= Data supplied =
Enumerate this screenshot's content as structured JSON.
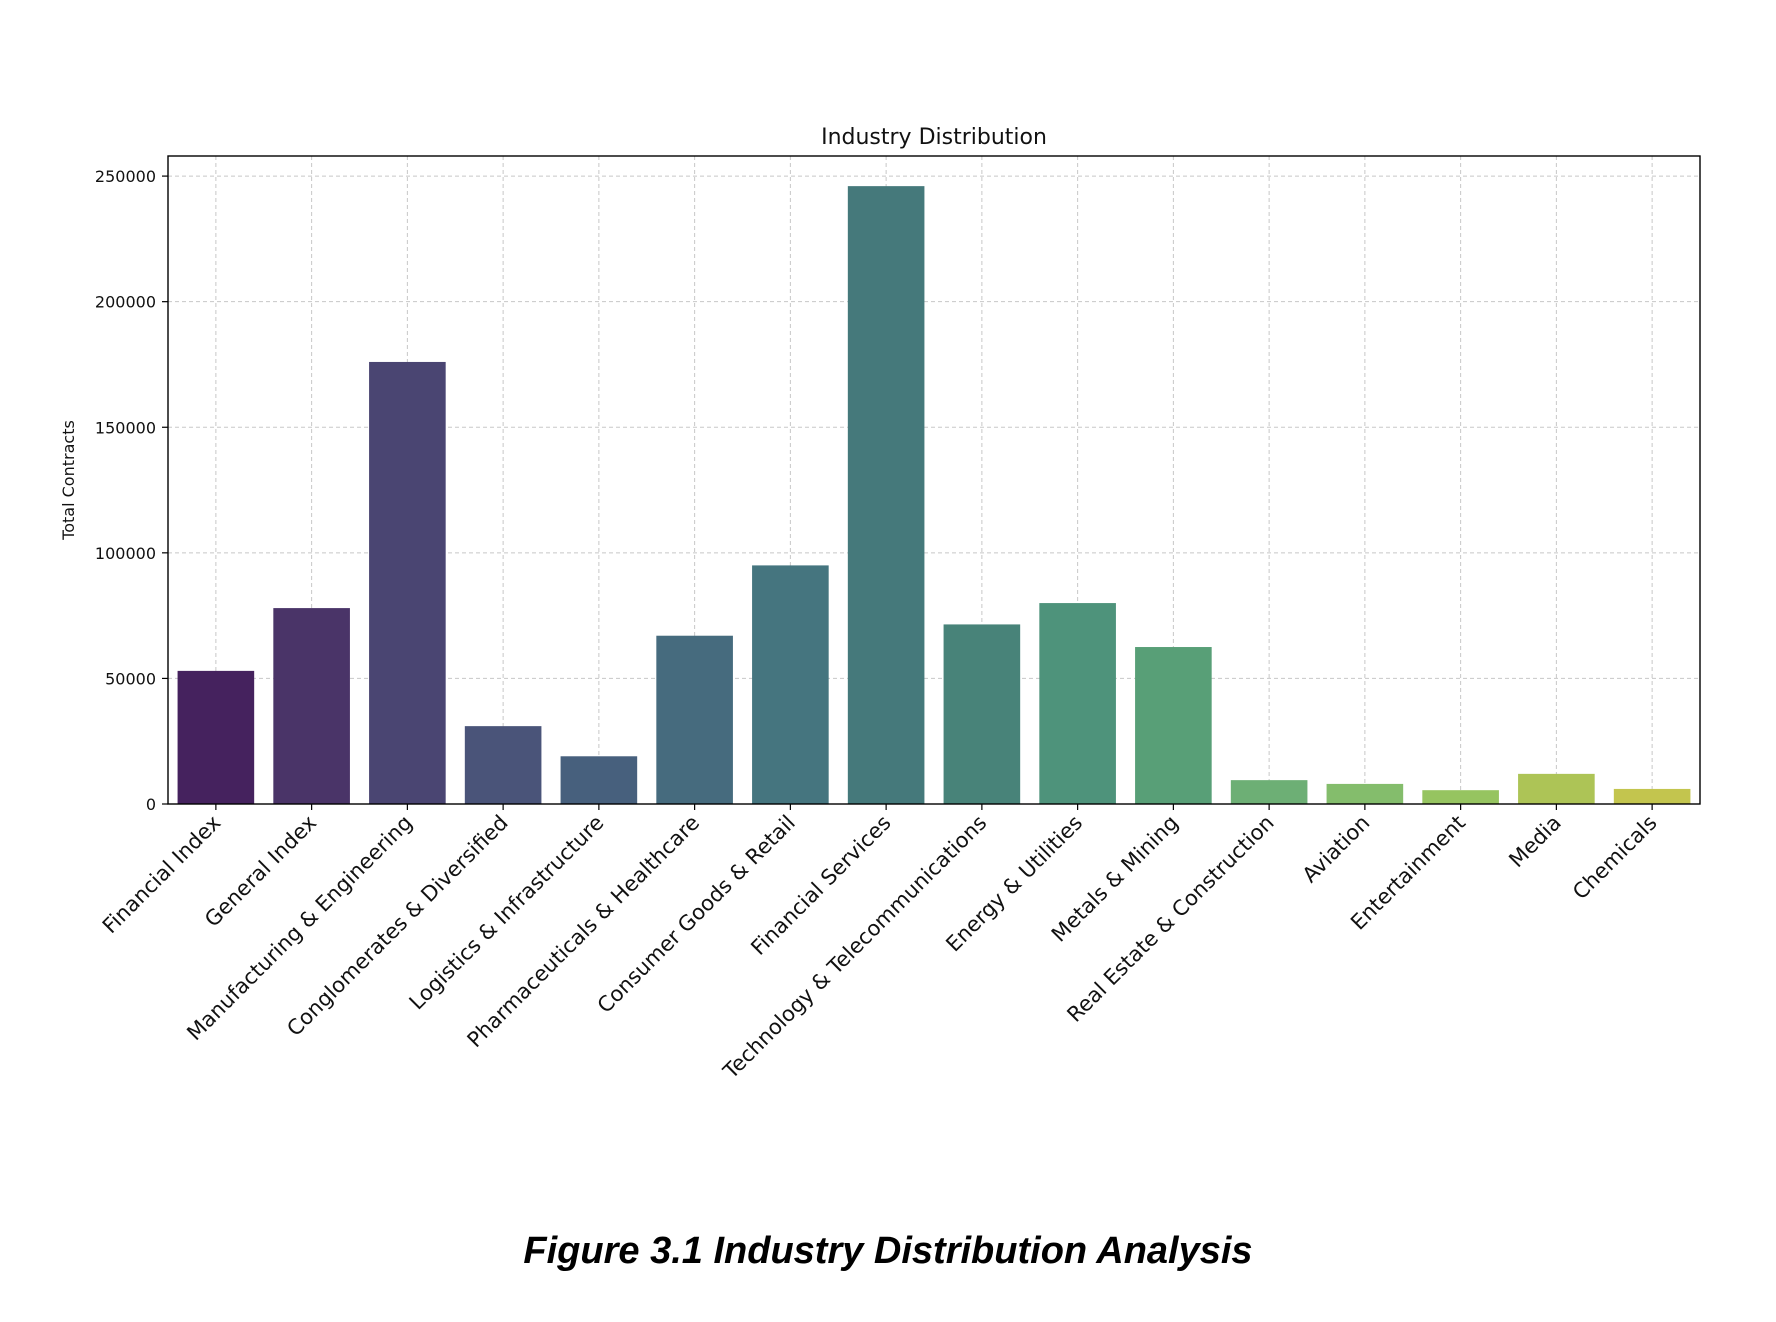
{
  "chart_data": {
    "type": "bar",
    "title": "Industry Distribution",
    "xlabel": "",
    "ylabel": "Total Contracts",
    "ylim": [
      0,
      258000
    ],
    "yticks": [
      0,
      50000,
      100000,
      150000,
      200000,
      250000
    ],
    "grid": true,
    "categories": [
      "Financial Index",
      "General Index",
      "Manufacturing & Engineering",
      "Conglomerates & Diversified",
      "Logistics & Infrastructure",
      "Pharmaceuticals & Healthcare",
      "Consumer Goods & Retail",
      "Financial Services",
      "Technology & Telecommunications",
      "Energy & Utilities",
      "Metals & Mining",
      "Real Estate & Construction",
      "Aviation",
      "Entertainment",
      "Media",
      "Chemicals"
    ],
    "values": [
      53000,
      78000,
      176000,
      31000,
      19000,
      67000,
      95000,
      246000,
      71500,
      80000,
      62500,
      9500,
      8000,
      5500,
      12000,
      6000
    ],
    "colors": [
      "#45225e",
      "#4a3468",
      "#4a4572",
      "#4a5479",
      "#47607d",
      "#466b7e",
      "#45757f",
      "#45797b",
      "#488379",
      "#4e937b",
      "#589f77",
      "#6daf75",
      "#84bd6c",
      "#96c460",
      "#adc456",
      "#c3c54e"
    ]
  },
  "caption": "Figure 3.1 Industry Distribution Analysis"
}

= Instructions for the task =
Make a word-for-word copy of the entries, without any pictures.

= Solution to the exercise =
Enumerate this screenshot's content as structured JSON.
{
  "chart_data": {
    "type": "bar",
    "title": "Industry Distribution",
    "xlabel": "",
    "ylabel": "Total Contracts",
    "ylim": [
      0,
      258000
    ],
    "yticks": [
      0,
      50000,
      100000,
      150000,
      200000,
      250000
    ],
    "grid": true,
    "categories": [
      "Financial Index",
      "General Index",
      "Manufacturing & Engineering",
      "Conglomerates & Diversified",
      "Logistics & Infrastructure",
      "Pharmaceuticals & Healthcare",
      "Consumer Goods & Retail",
      "Financial Services",
      "Technology & Telecommunications",
      "Energy & Utilities",
      "Metals & Mining",
      "Real Estate & Construction",
      "Aviation",
      "Entertainment",
      "Media",
      "Chemicals"
    ],
    "values": [
      53000,
      78000,
      176000,
      31000,
      19000,
      67000,
      95000,
      246000,
      71500,
      80000,
      62500,
      9500,
      8000,
      5500,
      12000,
      6000
    ],
    "colors": [
      "#45225e",
      "#4a3468",
      "#4a4572",
      "#4a5479",
      "#47607d",
      "#466b7e",
      "#45757f",
      "#45797b",
      "#488379",
      "#4e937b",
      "#589f77",
      "#6daf75",
      "#84bd6c",
      "#96c460",
      "#adc456",
      "#c3c54e"
    ]
  },
  "caption": "Figure 3.1 Industry Distribution Analysis"
}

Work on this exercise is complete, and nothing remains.